◆ **AIM OF THE TASK**:
Copy out the data between the line containing "list every element" and the line containing "minor-tick <box>0 1251 6 1254</box>", inclusive, with no changes.
>> Begin PROVIDED DATA
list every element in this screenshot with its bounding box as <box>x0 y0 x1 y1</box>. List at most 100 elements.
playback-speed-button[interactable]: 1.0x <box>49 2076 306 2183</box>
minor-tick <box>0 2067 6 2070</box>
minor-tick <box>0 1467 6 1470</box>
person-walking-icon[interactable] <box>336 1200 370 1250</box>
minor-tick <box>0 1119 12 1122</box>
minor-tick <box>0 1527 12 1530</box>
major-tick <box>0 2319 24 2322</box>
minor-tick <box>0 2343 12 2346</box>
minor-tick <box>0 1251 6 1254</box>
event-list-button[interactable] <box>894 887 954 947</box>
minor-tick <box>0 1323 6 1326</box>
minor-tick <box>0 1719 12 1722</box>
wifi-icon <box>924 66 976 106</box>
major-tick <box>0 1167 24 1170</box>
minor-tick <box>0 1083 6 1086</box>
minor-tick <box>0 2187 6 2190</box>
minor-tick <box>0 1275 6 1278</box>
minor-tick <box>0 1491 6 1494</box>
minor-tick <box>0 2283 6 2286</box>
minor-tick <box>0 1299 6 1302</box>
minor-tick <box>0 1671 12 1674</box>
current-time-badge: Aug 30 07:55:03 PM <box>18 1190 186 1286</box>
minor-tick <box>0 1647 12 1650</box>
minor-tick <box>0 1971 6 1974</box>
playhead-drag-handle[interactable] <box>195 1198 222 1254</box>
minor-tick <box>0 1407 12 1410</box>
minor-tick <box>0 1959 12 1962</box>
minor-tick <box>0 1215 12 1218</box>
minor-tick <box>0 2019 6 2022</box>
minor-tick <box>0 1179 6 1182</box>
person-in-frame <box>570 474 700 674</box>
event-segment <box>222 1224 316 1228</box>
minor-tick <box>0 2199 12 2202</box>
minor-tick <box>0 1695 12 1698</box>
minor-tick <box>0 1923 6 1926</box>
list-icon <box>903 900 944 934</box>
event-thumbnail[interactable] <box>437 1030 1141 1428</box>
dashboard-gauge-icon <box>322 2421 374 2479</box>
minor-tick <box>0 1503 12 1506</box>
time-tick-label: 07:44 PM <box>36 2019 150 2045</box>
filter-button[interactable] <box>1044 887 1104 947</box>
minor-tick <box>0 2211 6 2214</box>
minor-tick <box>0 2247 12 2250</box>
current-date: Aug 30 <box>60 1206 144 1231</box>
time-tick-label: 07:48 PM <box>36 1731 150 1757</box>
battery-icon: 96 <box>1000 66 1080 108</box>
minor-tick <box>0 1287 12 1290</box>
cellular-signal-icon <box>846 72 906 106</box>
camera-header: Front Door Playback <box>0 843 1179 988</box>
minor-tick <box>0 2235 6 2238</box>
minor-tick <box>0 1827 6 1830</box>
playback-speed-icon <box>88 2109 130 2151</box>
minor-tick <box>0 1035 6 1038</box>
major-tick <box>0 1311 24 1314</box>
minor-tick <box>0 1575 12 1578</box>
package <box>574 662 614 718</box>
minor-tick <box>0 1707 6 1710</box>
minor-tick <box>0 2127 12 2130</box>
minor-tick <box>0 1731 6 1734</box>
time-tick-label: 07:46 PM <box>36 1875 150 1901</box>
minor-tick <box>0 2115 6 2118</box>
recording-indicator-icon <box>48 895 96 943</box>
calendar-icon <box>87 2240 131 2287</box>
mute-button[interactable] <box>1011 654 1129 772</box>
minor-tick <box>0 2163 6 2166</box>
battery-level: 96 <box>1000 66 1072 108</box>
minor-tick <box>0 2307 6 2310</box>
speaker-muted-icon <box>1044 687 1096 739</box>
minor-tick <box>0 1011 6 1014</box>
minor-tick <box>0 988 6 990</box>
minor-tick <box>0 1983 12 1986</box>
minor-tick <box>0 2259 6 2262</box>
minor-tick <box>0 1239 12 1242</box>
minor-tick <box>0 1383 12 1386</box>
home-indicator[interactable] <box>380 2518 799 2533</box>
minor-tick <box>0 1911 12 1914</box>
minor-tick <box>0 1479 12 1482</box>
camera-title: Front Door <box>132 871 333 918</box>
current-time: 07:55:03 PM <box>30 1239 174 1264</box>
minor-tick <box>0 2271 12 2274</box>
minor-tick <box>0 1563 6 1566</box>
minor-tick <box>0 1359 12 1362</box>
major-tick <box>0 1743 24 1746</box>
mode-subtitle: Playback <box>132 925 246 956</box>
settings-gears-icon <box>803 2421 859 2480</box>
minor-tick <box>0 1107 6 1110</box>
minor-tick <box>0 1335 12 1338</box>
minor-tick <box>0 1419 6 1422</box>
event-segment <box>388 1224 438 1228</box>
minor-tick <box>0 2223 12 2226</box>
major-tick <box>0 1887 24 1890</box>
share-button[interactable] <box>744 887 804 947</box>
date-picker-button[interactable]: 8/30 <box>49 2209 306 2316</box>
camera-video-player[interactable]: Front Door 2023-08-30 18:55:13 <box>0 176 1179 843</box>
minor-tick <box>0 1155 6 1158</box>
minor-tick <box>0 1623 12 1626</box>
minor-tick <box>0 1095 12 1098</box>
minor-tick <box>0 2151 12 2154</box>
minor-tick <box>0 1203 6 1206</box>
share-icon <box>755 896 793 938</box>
>> End PROVIDED DATA
>> Begin PROVIDED DATA
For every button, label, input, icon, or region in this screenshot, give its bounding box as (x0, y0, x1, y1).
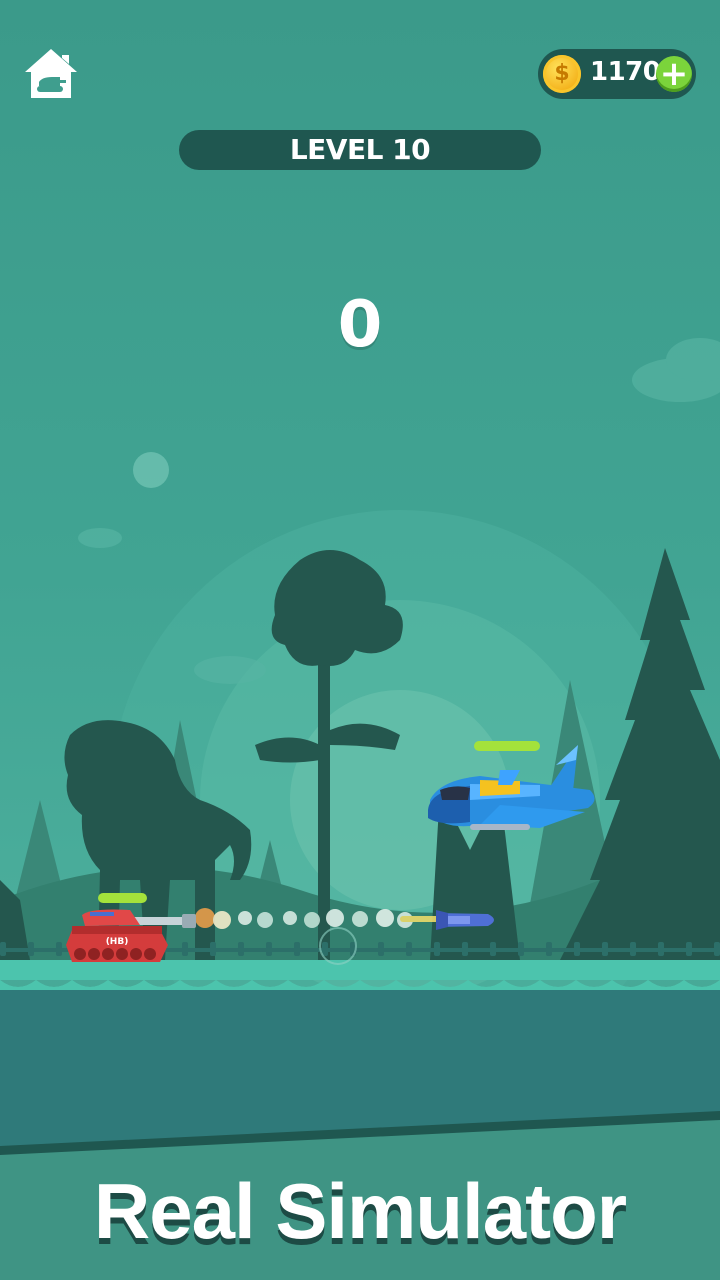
>> End PROVIDED DATA
◆ **EXERCISE ANSWER**:
list every element in this screenshot with its bounding box as <box>x0 y0 x1 y1</box>. List at most 100 elements.
playback-speed-button[interactable]: 1.0x <box>49 2076 306 2183</box>
minor-tick <box>0 2067 6 2070</box>
minor-tick <box>0 1467 6 1470</box>
person-walking-icon[interactable] <box>336 1200 370 1250</box>
minor-tick <box>0 1119 12 1122</box>
minor-tick <box>0 1527 12 1530</box>
major-tick <box>0 2319 24 2322</box>
minor-tick <box>0 2343 12 2346</box>
minor-tick <box>0 1251 6 1254</box>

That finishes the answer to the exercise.